-- Text block --
┌──

There are two problems with American strategy. The first is using the appropriate force for the political mission. This is not a question so much of the force as it is of the mission. The use of military force requires clarity of purpose; otherwise, a coherent strategy cannot emerge. Moreover, it requires an offensive mission. Defensive missions (such as Vietnam and Korea) by definition have no terminal point or any criteria for victory. Given the limited availability of ground combat forces, defensive missions allow the enemy's level of effort to determine the size of the force inserted, and if the force is insufficient to achieve the mission, the result is indefinite deployment of scarce forces.

Then there are missions with clear goals initially but without an understanding of how to deal with Act II. Iraq suffered from an offensive intention ill suited to the enemy's response. Having destroyed the conventional forces of Iraq, the United States was unprepared for the Iraqi response, which was guerrilla resistance on a wide scale. The same was true in Afghanistan. Counterinsurgency is occupation warfare. It is the need to render a population — rather than an army — unwilling and incapable of resisting. It requires vast resources and large numbers of troops that outstrip the interest. Low-cost counter-insurgency with insufficient forces will always fail. Since the United States uses limited forces because it has to, counterinsurgency is the most dangerous kind of war for the United States. The idea has always been that the people prefer the U.S. occupation to the threats posed by their fellow countrymen and that the United States can protect those who genuinely do prefer the former. That may be the idea, but there is never enough U.S. force available.

Another model for dealing with the problem of shaping political realities can be seen in the Iran-Iraq war. In that war, the United States allowed the mutual distrust of the two countries to eliminate the threats posed by both. When the Iraqis responded by invading Kuwait, the United States responded with a massive counter with very limited ends — the reconquest of Kuwait and the withdrawal of forces. It was a land war in Asia designed to defeat a known and finite enemy army without any attempt at occupation.

The problem with all four wars is that they were not wars in a conventional sense and did not use the military as militaries are supposed to be used. The purpose of a military is to defeat enemy conventional forces. As an army of occupation against a hostile population, military forces are relatively weak. The problem for the United States is that such an army must occupy a country for a long time, and the U.S. military simply lacks the ground forces needed to occupy countries and still be available to deal with other threats.

By having an unclear mission, you have an uncertain terminal point. When does it end? You then wind up with a political problem internationally — having engaged in the war, you have allies inside and outside of the country that have fought with you and taken risks with you. Withdrawal leaves them exposed, and potential allies will be cautious in joining with you in another war. The political costs spiral and the decision to disengage is postponed. The United States winds up in the worst of all worlds. It terminates not on its own but when its position becomes untenable, as in Vietnam. This pyramids the political costs dramatically.

└──

-- Data lines --
┌──

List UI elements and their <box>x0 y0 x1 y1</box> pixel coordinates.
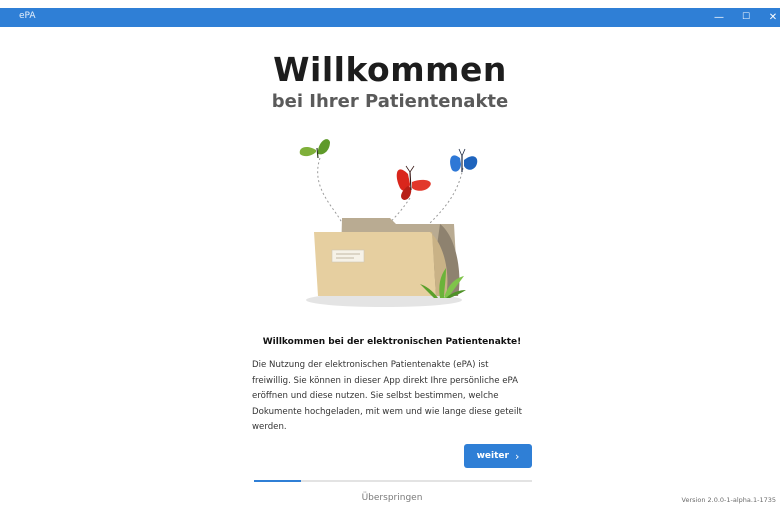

└──

-- Tasks for this exercise --
1 - Condense the paragraph of the essay on American strategy that begins "The problem with all four wars" into a shorter version that keeps its main facts.
2 - Carry on the essay on American strategy, picking up after its last sentence.
The data come from a separate source.

-- Answers for the tasks --
1 - The four wars were not conventional and did not use the military as intended. A military exists to defeat enemy conventional forces and is relatively weak as an occupying army facing a hostile population. Occupation lasts a long time, and the U.S. military lacks the ground forces to occupy countries while remaining available for other threats.

2 -
Wars need to be fought with ends that can be achieved by the forces available. Donald Rumsfeld once said, "You go to war with the Army you have. They're not the Army you might want or wish to have at a later time." I think that is a fundamental misunderstanding of war. You do not engage in war if the army you have is insufficient. When you understand the foundations of American military capability and its limits in Eurasia, Gates' view on war in the Eastern Hemisphere is far more sound than Rumsfeld's.

The Diplomatic Alternative

The alternative is diplomacy, not understood as an alternative to war but as another tool in statecraft alongside war. Diplomacy can find the common ground between nations. It can also be used to identify the hostility of nations and use that hostility to insulate the United States by diverting the attention of other nations from challenging the United States. That is what happened during the Iran-Iraq war. It wasn't pretty, but neither was the alternative.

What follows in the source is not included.